Aim: Wherever a line below holds the word "Release", copy that line.

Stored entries
================

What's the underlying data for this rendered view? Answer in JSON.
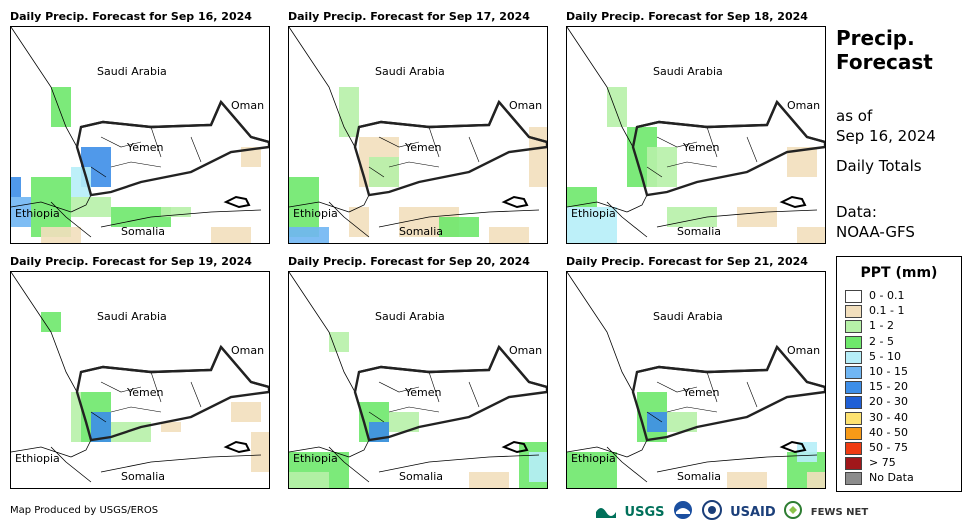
{
  "panels": [
    {
      "title": "Daily Precip. Forecast for Sep 16, 2024"
    },
    {
      "title": "Daily Precip. Forecast for Sep 17, 2024"
    },
    {
      "title": "Daily Precip. Forecast for Sep 18, 2024"
    },
    {
      "title": "Daily Precip. Forecast for Sep 19, 2024"
    },
    {
      "title": "Daily Precip. Forecast for Sep 20, 2024"
    },
    {
      "title": "Daily Precip. Forecast for Sep 21, 2024"
    }
  ],
  "map_labels": {
    "saudi": "Saudi Arabia",
    "oman": "Oman",
    "yemen": "Yemen",
    "ethiopia": "Ethiopia",
    "somalia": "Somalia"
  },
  "side": {
    "title_line1": "Precip.",
    "title_line2": "Forecast",
    "asof_line1": "as of",
    "asof_line2": "Sep 16, 2024",
    "daily_totals": "Daily Totals",
    "data_line1": "Data:",
    "data_line2": "NOAA-GFS"
  },
  "legend": {
    "title": "PPT (mm)",
    "items": [
      {
        "label": "0 - 0.1",
        "color": "#ffffff"
      },
      {
        "label": "0.1 - 1",
        "color": "#f2dfbd"
      },
      {
        "label": "1 - 2",
        "color": "#b7f1a8"
      },
      {
        "label": "2 - 5",
        "color": "#6ee86b"
      },
      {
        "label": "5 - 10",
        "color": "#b6eef8"
      },
      {
        "label": "10 - 15",
        "color": "#70b6f3"
      },
      {
        "label": "15 - 20",
        "color": "#3d8ee8"
      },
      {
        "label": "20 - 30",
        "color": "#1f5fd6"
      },
      {
        "label": "30 - 40",
        "color": "#fde271"
      },
      {
        "label": "40 - 50",
        "color": "#f79a17"
      },
      {
        "label": "50 - 75",
        "color": "#ef3b12"
      },
      {
        "label": "> 75",
        "color": "#a0171a"
      },
      {
        "label": "No Data",
        "color": "#8c8c8c"
      }
    ]
  },
  "footer": "Map Produced by USGS/EROS",
  "logos": {
    "usgs": "USGS",
    "usaid": "USAID",
    "fews": "FEWS NET"
  }
}
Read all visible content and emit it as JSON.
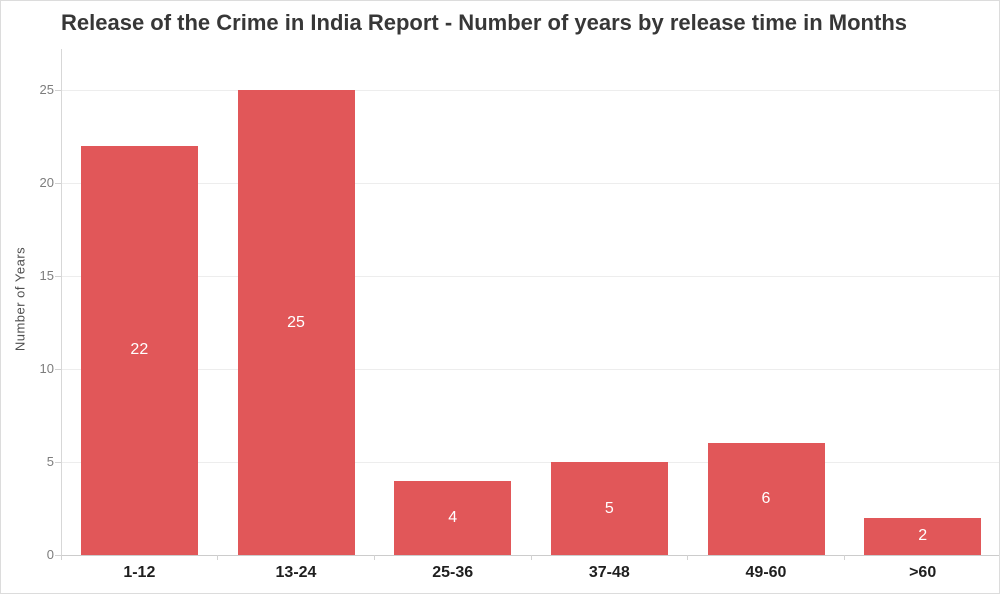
{
  "title": "Release of the Crime in India Report - Number of years by release time in Months",
  "chart_data": {
    "type": "bar",
    "title": "Release of the Crime in India Report - Number of years by release time in Months",
    "categories": [
      "1-12",
      "13-24",
      "25-36",
      "37-48",
      "49-60",
      ">60"
    ],
    "values": [
      22,
      25,
      4,
      5,
      6,
      2
    ],
    "bar_labels": [
      "22",
      "25",
      "4",
      "5",
      "6",
      "2"
    ],
    "xlabel": "",
    "ylabel": "Number of Years",
    "ylim": [
      0,
      25
    ],
    "yticks": [
      0,
      5,
      10,
      15,
      20,
      25
    ],
    "grid": true,
    "legend": false,
    "bar_color": "#e15759",
    "bar_label_color": "#ffffff",
    "title_color": "#373737",
    "axis_label_color": "#7d7d7d",
    "x_label_color": "#1f1f1f"
  }
}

================

Answer to the problem:
  "title": "Release of the Crime in India Report - Number of years by release time in Months",
    "title": "Release of the Crime in India Report - Number of years by release time in Months",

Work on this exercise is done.